WRITTEN EXERCISE:
From the listing that follows, output everything exactly except the pictures.

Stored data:
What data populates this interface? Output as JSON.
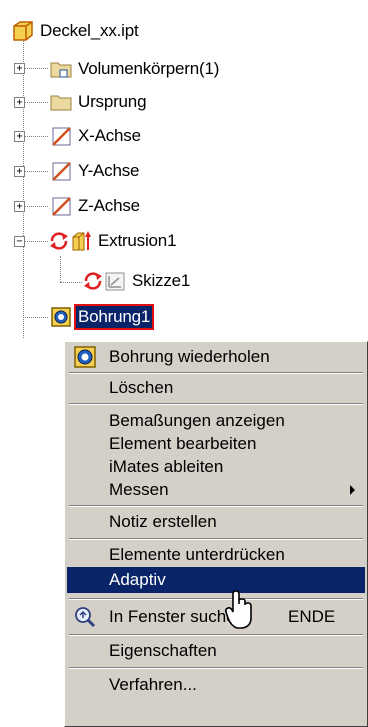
{
  "browser": {
    "root": "Deckel_xx.ipt",
    "items": [
      {
        "label": "Volumenkörpern(1)"
      },
      {
        "label": "Ursprung"
      },
      {
        "label": "X-Achse"
      },
      {
        "label": "Y-Achse"
      },
      {
        "label": "Z-Achse"
      },
      {
        "label": "Extrusion1"
      },
      {
        "label": "Skizze1"
      },
      {
        "label": "Bohrung1"
      }
    ]
  },
  "menu": {
    "items": [
      {
        "label": "Bohrung wiederholen"
      },
      {
        "label": "Löschen"
      },
      {
        "label": "Bemaßungen anzeigen"
      },
      {
        "label": "Element bearbeiten"
      },
      {
        "label": "iMates ableiten"
      },
      {
        "label": "Messen"
      },
      {
        "label": "Notiz erstellen"
      },
      {
        "label": "Elemente unterdrücken"
      },
      {
        "label": "Adaptiv"
      },
      {
        "label": "In Fenster suchen",
        "shortcut": "ENDE"
      },
      {
        "label": "Eigenschaften"
      },
      {
        "label": "Verfahren..."
      }
    ]
  },
  "colors": {
    "highlight": "#0a246a",
    "menu_bg": "#d4d0c8",
    "selection_outline": "#e01010"
  }
}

PROBLEM SOLUTION:
What data populates this interface? Output as JSON.
{
  "browser": {
    "root": "Deckel_xx.ipt",
    "items": [
      {
        "label": "Volumenkörpern(1)"
      },
      {
        "label": "Ursprung"
      },
      {
        "label": "X-Achse"
      },
      {
        "label": "Y-Achse"
      },
      {
        "label": "Z-Achse"
      },
      {
        "label": "Extrusion1"
      },
      {
        "label": "Skizze1"
      },
      {
        "label": "Bohrung1"
      }
    ]
  },
  "menu": {
    "items": [
      {
        "label": "Bohrung wiederholen"
      },
      {
        "label": "Löschen"
      },
      {
        "label": "Bemaßungen anzeigen"
      },
      {
        "label": "Element bearbeiten"
      },
      {
        "label": "iMates ableiten"
      },
      {
        "label": "Messen"
      },
      {
        "label": "Notiz erstellen"
      },
      {
        "label": "Elemente unterdrücken"
      },
      {
        "label": "Adaptiv"
      },
      {
        "label": "In Fenster suchen",
        "shortcut": "ENDE"
      },
      {
        "label": "Eigenschaften"
      },
      {
        "label": "Verfahren..."
      }
    ]
  },
  "colors": {
    "highlight": "#0a246a",
    "menu_bg": "#d4d0c8",
    "selection_outline": "#e01010"
  }
}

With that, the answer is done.